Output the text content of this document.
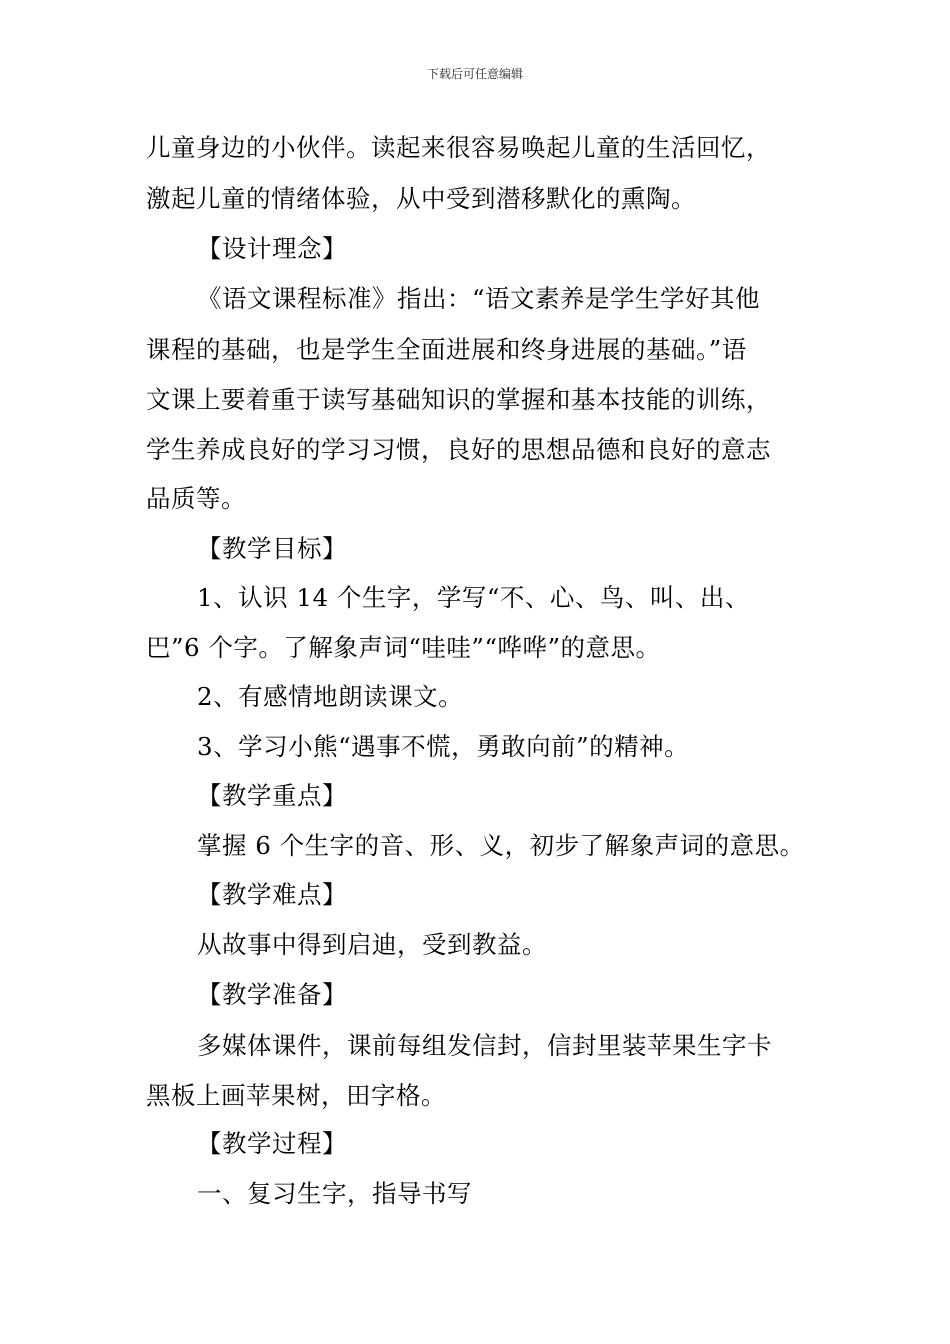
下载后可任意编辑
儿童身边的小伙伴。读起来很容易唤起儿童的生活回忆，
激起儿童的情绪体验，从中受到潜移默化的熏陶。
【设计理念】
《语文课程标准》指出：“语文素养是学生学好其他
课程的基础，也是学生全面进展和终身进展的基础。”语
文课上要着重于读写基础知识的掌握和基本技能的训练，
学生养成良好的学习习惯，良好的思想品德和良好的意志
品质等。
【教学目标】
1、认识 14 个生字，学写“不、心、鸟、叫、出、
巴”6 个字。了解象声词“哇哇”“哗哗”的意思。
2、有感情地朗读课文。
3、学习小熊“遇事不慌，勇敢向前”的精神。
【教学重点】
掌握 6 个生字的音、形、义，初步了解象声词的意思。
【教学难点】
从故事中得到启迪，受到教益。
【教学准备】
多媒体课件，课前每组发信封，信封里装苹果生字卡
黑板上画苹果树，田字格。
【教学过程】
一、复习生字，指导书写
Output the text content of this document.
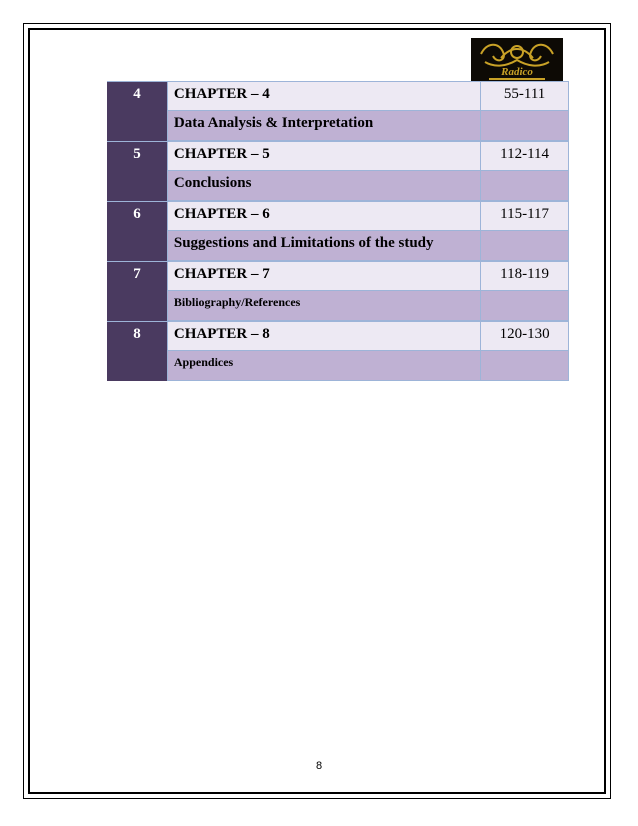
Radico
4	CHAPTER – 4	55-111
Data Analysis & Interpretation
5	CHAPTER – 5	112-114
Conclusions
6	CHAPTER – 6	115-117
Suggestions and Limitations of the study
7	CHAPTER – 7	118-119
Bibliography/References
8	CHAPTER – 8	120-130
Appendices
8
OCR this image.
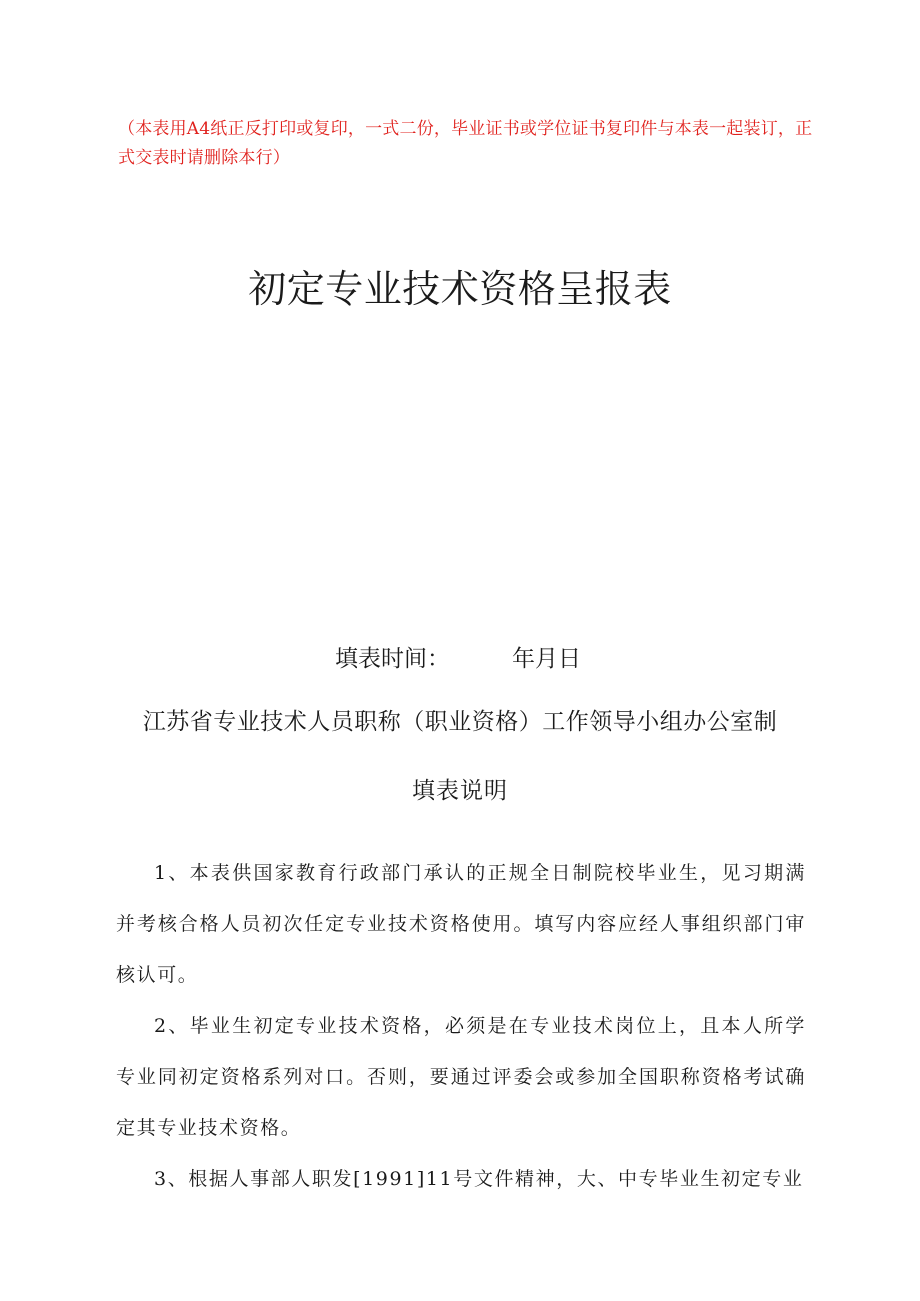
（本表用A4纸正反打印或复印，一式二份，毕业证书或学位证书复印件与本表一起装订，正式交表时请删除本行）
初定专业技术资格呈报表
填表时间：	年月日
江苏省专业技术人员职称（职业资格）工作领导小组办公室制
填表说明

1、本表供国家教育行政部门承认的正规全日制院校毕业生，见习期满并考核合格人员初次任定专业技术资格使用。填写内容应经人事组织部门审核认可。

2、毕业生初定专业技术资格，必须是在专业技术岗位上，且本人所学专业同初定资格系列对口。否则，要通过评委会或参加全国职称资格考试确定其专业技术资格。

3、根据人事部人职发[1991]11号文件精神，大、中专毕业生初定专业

□ □ □

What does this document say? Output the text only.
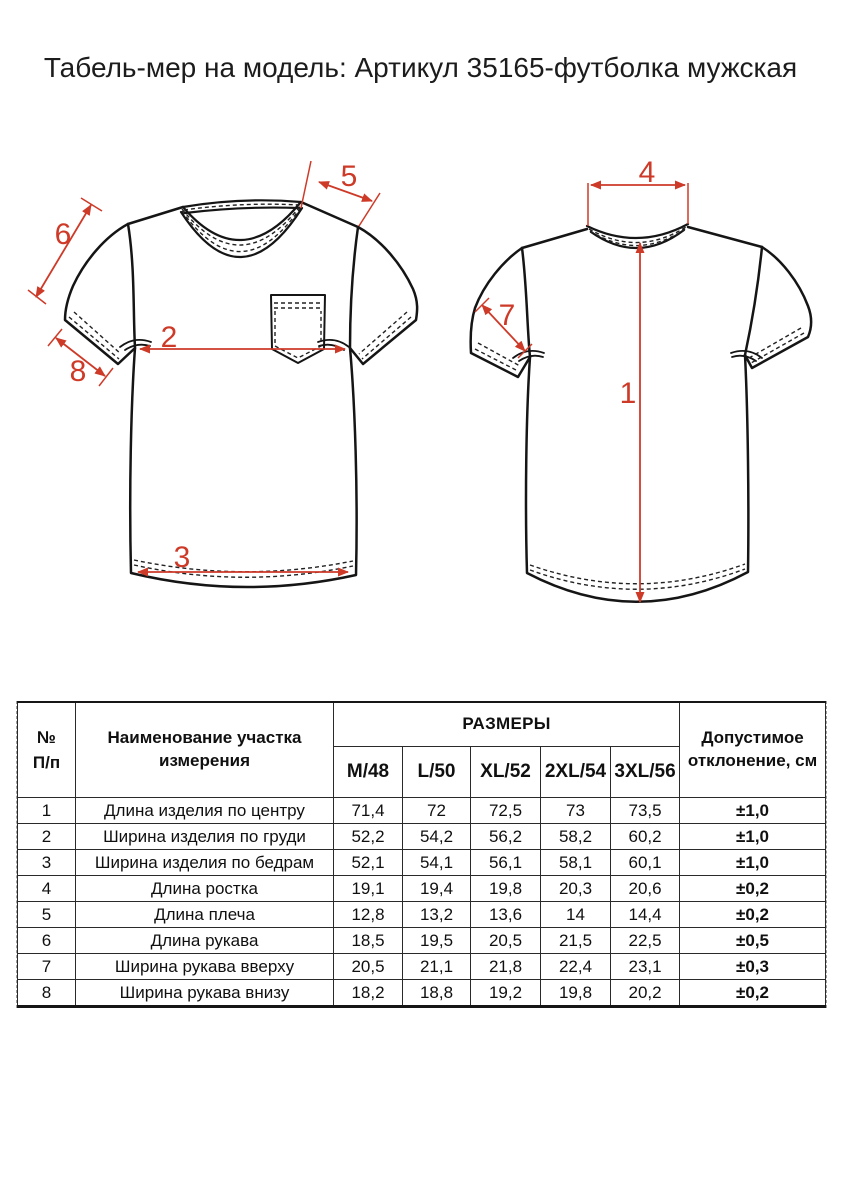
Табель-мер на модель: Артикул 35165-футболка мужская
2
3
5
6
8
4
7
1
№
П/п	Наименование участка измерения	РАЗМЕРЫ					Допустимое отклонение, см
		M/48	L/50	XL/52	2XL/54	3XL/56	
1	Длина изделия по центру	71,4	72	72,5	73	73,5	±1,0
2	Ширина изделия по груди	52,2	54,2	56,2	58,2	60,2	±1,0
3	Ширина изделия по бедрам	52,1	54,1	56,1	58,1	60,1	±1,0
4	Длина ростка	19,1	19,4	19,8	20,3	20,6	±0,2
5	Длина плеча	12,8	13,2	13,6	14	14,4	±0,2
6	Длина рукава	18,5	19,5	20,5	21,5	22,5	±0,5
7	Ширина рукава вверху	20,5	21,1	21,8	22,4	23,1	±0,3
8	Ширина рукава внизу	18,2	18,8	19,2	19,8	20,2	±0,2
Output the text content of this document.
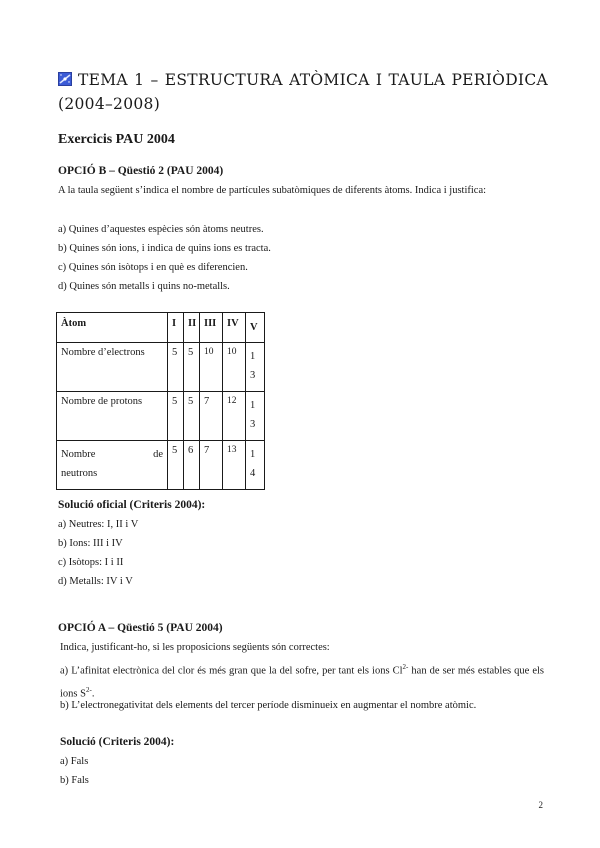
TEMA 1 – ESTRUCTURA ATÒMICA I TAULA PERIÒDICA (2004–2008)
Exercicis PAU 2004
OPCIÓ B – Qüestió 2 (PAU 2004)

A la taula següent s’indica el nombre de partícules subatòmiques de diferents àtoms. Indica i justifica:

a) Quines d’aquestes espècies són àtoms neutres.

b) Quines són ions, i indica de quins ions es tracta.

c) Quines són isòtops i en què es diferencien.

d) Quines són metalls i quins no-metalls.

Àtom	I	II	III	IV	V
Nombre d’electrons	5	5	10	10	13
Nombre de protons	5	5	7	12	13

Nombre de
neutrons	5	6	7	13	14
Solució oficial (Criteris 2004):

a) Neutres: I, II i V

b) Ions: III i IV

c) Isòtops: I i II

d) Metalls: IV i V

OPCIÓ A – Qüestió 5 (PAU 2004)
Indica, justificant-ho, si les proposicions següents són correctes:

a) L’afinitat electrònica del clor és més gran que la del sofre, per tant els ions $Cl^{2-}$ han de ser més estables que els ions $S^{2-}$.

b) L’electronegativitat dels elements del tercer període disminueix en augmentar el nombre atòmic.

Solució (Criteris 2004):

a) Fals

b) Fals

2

□ □ □

» **What the task asks**:
Count the lines above that contain the word "Ширина", and give only that number.

» **Response to the exercise**:
4